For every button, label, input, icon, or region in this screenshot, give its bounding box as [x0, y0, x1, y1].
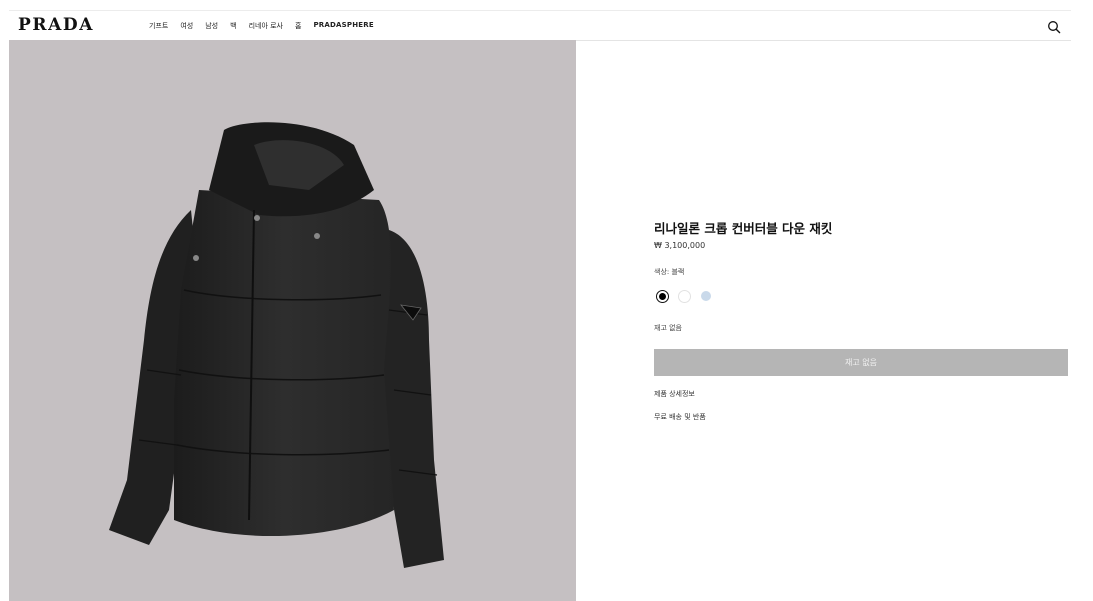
color-label: 색상: 블랙 [654, 268, 685, 276]
site-header: PRADA 기프트 여성 남성 백 리네아 로사 홈 PRADASPHERE [9, 10, 1071, 41]
product-image[interactable] [9, 40, 576, 601]
nav-item-pradasphere[interactable]: PRADASPHERE [313, 21, 373, 35]
prada-logo[interactable]: PRADA [18, 15, 94, 35]
search-icon[interactable] [1047, 19, 1061, 34]
swatch-light-blue[interactable] [701, 291, 711, 301]
nav-item-men[interactable]: 남성 [205, 21, 218, 35]
nav-item-linea-rossa[interactable]: 리네아 로사 [249, 21, 283, 35]
main-nav: 기프트 여성 남성 백 리네아 로사 홈 PRADASPHERE [149, 21, 386, 35]
out-of-stock-button[interactable]: 재고 없음 [654, 349, 1068, 376]
nav-item-bags[interactable]: 백 [230, 21, 236, 35]
swatch-black[interactable] [656, 290, 669, 303]
stock-status: 재고 없음 [654, 324, 682, 332]
product-price: ₩ 3,100,000 [654, 241, 706, 250]
nav-item-gift[interactable]: 기프트 [149, 21, 168, 35]
product-title: 리나일론 크롭 컨버터블 다운 재킷 [654, 221, 833, 236]
nav-item-home[interactable]: 홈 [295, 21, 301, 35]
swatch-black-fill [659, 293, 666, 300]
jacket-illustration [109, 122, 444, 568]
product-details-link[interactable]: 제품 상세정보 [654, 389, 695, 399]
swatch-white[interactable] [678, 290, 691, 303]
nav-item-women[interactable]: 여성 [180, 21, 193, 35]
shipping-returns-link[interactable]: 무료 배송 및 반품 [654, 412, 706, 422]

*Given request*
Reproduce all of the lines above character for character, leaving out the picture.

*Reply*
For every button, label, input, icon, or region in this screenshot, give its bounding box as [x0, y0, x1, y1].
color-label: 색상: 블랙 [654, 268, 685, 276]
site-header: PRADA 기프트 여성 남성 백 리네아 로사 홈 PRADASPHERE [9, 10, 1071, 41]
product-image[interactable] [9, 40, 576, 601]
nav-item-pradasphere[interactable]: PRADASPHERE [313, 21, 373, 35]
prada-logo[interactable]: PRADA [18, 15, 94, 35]
search-icon[interactable] [1047, 19, 1061, 34]
swatch-light-blue[interactable] [701, 291, 711, 301]
nav-item-men[interactable]: 남성 [205, 21, 218, 35]
nav-item-linea-rossa[interactable]: 리네아 로사 [249, 21, 283, 35]
main-nav: 기프트 여성 남성 백 리네아 로사 홈 PRADASPHERE [149, 21, 386, 35]
out-of-stock-button[interactable]: 재고 없음 [654, 349, 1068, 376]
nav-item-bags[interactable]: 백 [230, 21, 236, 35]
swatch-black[interactable] [656, 290, 669, 303]
stock-status: 재고 없음 [654, 324, 682, 332]
product-price: ₩ 3,100,000 [654, 241, 706, 250]
nav-item-gift[interactable]: 기프트 [149, 21, 168, 35]
product-title: 리나일론 크롭 컨버터블 다운 재킷 [654, 221, 833, 236]
nav-item-home[interactable]: 홈 [295, 21, 301, 35]
swatch-black-fill [659, 293, 666, 300]
jacket-illustration [109, 122, 444, 568]
product-details-link[interactable]: 제품 상세정보 [654, 389, 695, 399]
swatch-white[interactable] [678, 290, 691, 303]
nav-item-women[interactable]: 여성 [180, 21, 193, 35]
shipping-returns-link[interactable]: 무료 배송 및 반품 [654, 412, 706, 422]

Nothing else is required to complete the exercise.